A block of data:
Start

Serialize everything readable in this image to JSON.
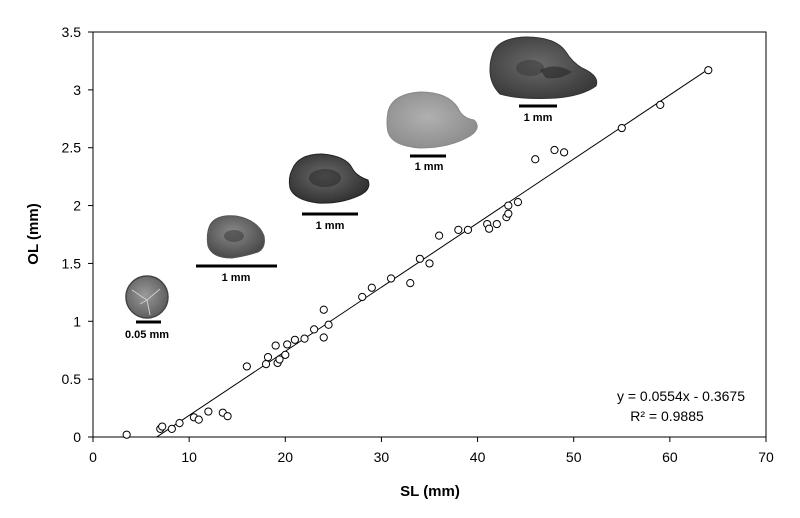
{
  "chart_data": {
    "type": "scatter",
    "title": "",
    "xlabel": "SL (mm)",
    "ylabel": "OL (mm)",
    "xlim": [
      0,
      70
    ],
    "ylim": [
      0,
      3.5
    ],
    "xticks": [
      0,
      10,
      20,
      30,
      40,
      50,
      60,
      70
    ],
    "yticks": [
      0,
      0.5,
      1,
      1.5,
      2,
      2.5,
      3,
      3.5
    ],
    "xtick_labels": [
      "0",
      "10",
      "20",
      "30",
      "40",
      "50",
      "60",
      "70"
    ],
    "ytick_labels": [
      "0",
      "0.5",
      "1",
      "1.5",
      "2",
      "2.5",
      "3",
      "3.5"
    ],
    "grid": false,
    "marker": "open-circle",
    "points": [
      [
        3.5,
        0.02
      ],
      [
        7.0,
        0.07
      ],
      [
        7.2,
        0.09
      ],
      [
        8.2,
        0.07
      ],
      [
        9.0,
        0.12
      ],
      [
        10.5,
        0.17
      ],
      [
        11.0,
        0.15
      ],
      [
        12.0,
        0.22
      ],
      [
        13.5,
        0.21
      ],
      [
        14.0,
        0.18
      ],
      [
        16.0,
        0.61
      ],
      [
        18.0,
        0.63
      ],
      [
        18.2,
        0.69
      ],
      [
        19.0,
        0.79
      ],
      [
        19.2,
        0.64
      ],
      [
        19.4,
        0.67
      ],
      [
        20.0,
        0.71
      ],
      [
        20.2,
        0.8
      ],
      [
        21.0,
        0.84
      ],
      [
        22.0,
        0.85
      ],
      [
        23.0,
        0.93
      ],
      [
        24.0,
        1.1
      ],
      [
        24.0,
        0.86
      ],
      [
        24.5,
        0.97
      ],
      [
        28.0,
        1.21
      ],
      [
        29.0,
        1.29
      ],
      [
        31.0,
        1.37
      ],
      [
        33.0,
        1.33
      ],
      [
        34.0,
        1.54
      ],
      [
        35.0,
        1.5
      ],
      [
        36.0,
        1.74
      ],
      [
        38.0,
        1.79
      ],
      [
        39.0,
        1.79
      ],
      [
        41.0,
        1.84
      ],
      [
        41.2,
        1.8
      ],
      [
        42.0,
        1.84
      ],
      [
        43.0,
        1.9
      ],
      [
        43.2,
        1.93
      ],
      [
        43.2,
        2.0
      ],
      [
        44.2,
        2.03
      ],
      [
        46.0,
        2.4
      ],
      [
        48.0,
        2.48
      ],
      [
        49.0,
        2.46
      ],
      [
        55.0,
        2.67
      ],
      [
        59.0,
        2.87
      ],
      [
        64.0,
        3.17
      ]
    ],
    "trendline": {
      "slope": 0.0554,
      "intercept": -0.3675,
      "x_range": [
        6.6,
        64.3
      ]
    },
    "annotations": {
      "equation": "y = 0.0554x - 0.3675",
      "r_squared": "R² = 0.9885"
    },
    "otolith_scale_labels": [
      "0.05 mm",
      "1 mm",
      "1 mm",
      "1 mm",
      "1 mm"
    ]
  }
}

End

REQUIREMENT: Output every entry word for word, but omit the pictures.

TASK RESPONSE:
Serialize everything readable in this image to JSON.
{
  "chart_data": {
    "type": "scatter",
    "title": "",
    "xlabel": "SL (mm)",
    "ylabel": "OL (mm)",
    "xlim": [
      0,
      70
    ],
    "ylim": [
      0,
      3.5
    ],
    "xticks": [
      0,
      10,
      20,
      30,
      40,
      50,
      60,
      70
    ],
    "yticks": [
      0,
      0.5,
      1,
      1.5,
      2,
      2.5,
      3,
      3.5
    ],
    "xtick_labels": [
      "0",
      "10",
      "20",
      "30",
      "40",
      "50",
      "60",
      "70"
    ],
    "ytick_labels": [
      "0",
      "0.5",
      "1",
      "1.5",
      "2",
      "2.5",
      "3",
      "3.5"
    ],
    "grid": false,
    "marker": "open-circle",
    "points": [
      [
        3.5,
        0.02
      ],
      [
        7.0,
        0.07
      ],
      [
        7.2,
        0.09
      ],
      [
        8.2,
        0.07
      ],
      [
        9.0,
        0.12
      ],
      [
        10.5,
        0.17
      ],
      [
        11.0,
        0.15
      ],
      [
        12.0,
        0.22
      ],
      [
        13.5,
        0.21
      ],
      [
        14.0,
        0.18
      ],
      [
        16.0,
        0.61
      ],
      [
        18.0,
        0.63
      ],
      [
        18.2,
        0.69
      ],
      [
        19.0,
        0.79
      ],
      [
        19.2,
        0.64
      ],
      [
        19.4,
        0.67
      ],
      [
        20.0,
        0.71
      ],
      [
        20.2,
        0.8
      ],
      [
        21.0,
        0.84
      ],
      [
        22.0,
        0.85
      ],
      [
        23.0,
        0.93
      ],
      [
        24.0,
        1.1
      ],
      [
        24.0,
        0.86
      ],
      [
        24.5,
        0.97
      ],
      [
        28.0,
        1.21
      ],
      [
        29.0,
        1.29
      ],
      [
        31.0,
        1.37
      ],
      [
        33.0,
        1.33
      ],
      [
        34.0,
        1.54
      ],
      [
        35.0,
        1.5
      ],
      [
        36.0,
        1.74
      ],
      [
        38.0,
        1.79
      ],
      [
        39.0,
        1.79
      ],
      [
        41.0,
        1.84
      ],
      [
        41.2,
        1.8
      ],
      [
        42.0,
        1.84
      ],
      [
        43.0,
        1.9
      ],
      [
        43.2,
        1.93
      ],
      [
        43.2,
        2.0
      ],
      [
        44.2,
        2.03
      ],
      [
        46.0,
        2.4
      ],
      [
        48.0,
        2.48
      ],
      [
        49.0,
        2.46
      ],
      [
        55.0,
        2.67
      ],
      [
        59.0,
        2.87
      ],
      [
        64.0,
        3.17
      ]
    ],
    "trendline": {
      "slope": 0.0554,
      "intercept": -0.3675,
      "x_range": [
        6.6,
        64.3
      ]
    },
    "annotations": {
      "equation": "y = 0.0554x - 0.3675",
      "r_squared": "R² = 0.9885"
    },
    "otolith_scale_labels": [
      "0.05 mm",
      "1 mm",
      "1 mm",
      "1 mm",
      "1 mm"
    ]
  }
}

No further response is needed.